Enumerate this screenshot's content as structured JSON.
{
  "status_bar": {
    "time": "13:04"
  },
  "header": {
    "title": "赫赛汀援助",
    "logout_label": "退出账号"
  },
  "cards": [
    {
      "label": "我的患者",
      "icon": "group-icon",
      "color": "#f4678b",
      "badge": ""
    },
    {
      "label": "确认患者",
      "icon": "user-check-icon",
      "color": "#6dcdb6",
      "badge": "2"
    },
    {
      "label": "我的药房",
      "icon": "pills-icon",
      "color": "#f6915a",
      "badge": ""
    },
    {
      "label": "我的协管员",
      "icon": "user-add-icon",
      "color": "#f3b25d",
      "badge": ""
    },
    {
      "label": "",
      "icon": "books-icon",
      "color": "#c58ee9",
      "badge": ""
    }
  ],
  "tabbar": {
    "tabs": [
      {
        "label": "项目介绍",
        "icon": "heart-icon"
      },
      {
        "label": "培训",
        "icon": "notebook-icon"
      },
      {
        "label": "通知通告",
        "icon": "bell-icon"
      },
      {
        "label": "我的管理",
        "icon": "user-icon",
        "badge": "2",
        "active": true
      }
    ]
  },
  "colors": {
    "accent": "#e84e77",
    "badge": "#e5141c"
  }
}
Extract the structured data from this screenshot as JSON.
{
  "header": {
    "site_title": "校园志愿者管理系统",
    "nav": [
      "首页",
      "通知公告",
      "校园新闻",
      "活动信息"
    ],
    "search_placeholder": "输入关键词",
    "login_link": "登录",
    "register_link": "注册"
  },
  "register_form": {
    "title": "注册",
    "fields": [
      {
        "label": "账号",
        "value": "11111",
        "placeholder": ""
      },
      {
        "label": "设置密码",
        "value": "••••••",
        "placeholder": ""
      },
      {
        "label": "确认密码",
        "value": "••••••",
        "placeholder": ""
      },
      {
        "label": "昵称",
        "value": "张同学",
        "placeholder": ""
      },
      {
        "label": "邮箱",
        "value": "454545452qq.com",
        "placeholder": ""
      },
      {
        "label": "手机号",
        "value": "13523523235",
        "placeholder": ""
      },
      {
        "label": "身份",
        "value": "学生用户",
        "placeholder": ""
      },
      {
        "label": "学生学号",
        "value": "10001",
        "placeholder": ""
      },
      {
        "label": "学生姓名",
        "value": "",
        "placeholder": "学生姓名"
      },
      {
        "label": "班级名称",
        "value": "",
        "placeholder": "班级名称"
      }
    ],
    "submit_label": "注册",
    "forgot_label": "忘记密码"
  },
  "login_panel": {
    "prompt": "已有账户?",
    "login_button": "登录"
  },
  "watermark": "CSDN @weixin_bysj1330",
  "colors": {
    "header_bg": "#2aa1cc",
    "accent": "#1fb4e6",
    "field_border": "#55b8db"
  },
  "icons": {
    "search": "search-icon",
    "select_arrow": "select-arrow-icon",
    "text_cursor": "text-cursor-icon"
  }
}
* * *
◆ Instructions to follow: Set down, exactly and in full, the lines from the one containing "Extract the structured" through the end of the entries; no other line belongs.

◆ Complete output:
Extract the structured data from this screenshot as JSON.
{
  "header": {
    "site_title": "校园志愿者管理系统",
    "nav": [
      "首页",
      "通知公告",
      "校园新闻",
      "活动信息"
    ],
    "search_placeholder": "输入关键词",
    "login_link": "登录",
    "register_link": "注册"
  },
  "register_form": {
    "title": "注册",
    "fields": [
      {
        "label": "账号",
        "value": "11111",
        "placeholder": ""
      },
      {
        "label": "设置密码",
        "value": "••••••",
        "placeholder": ""
      },
      {
        "label": "确认密码",
        "value": "••••••",
        "placeholder": ""
      },
      {
        "label": "昵称",
        "value": "张同学",
        "placeholder": ""
      },
      {
        "label": "邮箱",
        "value": "454545452qq.com",
        "placeholder": ""
      },
      {
        "label": "手机号",
        "value": "13523523235",
        "placeholder": ""
      },
      {
        "label": "身份",
        "value": "学生用户",
        "placeholder": ""
      },
      {
        "label": "学生学号",
        "value": "10001",
        "placeholder": ""
      },
      {
        "label": "学生姓名",
        "value": "",
        "placeholder": "学生姓名"
      },
      {
        "label": "班级名称",
        "value": "",
        "placeholder": "班级名称"
      }
    ],
    "submit_label": "注册",
    "forgot_label": "忘记密码"
  },
  "login_panel": {
    "prompt": "已有账户?",
    "login_button": "登录"
  },
  "watermark": "CSDN @weixin_bysj1330",
  "colors": {
    "header_bg": "#2aa1cc",
    "accent": "#1fb4e6",
    "field_border": "#55b8db"
  },
  "icons": {
    "search": "search-icon",
    "select_arrow": "select-arrow-icon",
    "text_cursor": "text-cursor-icon"
  }
}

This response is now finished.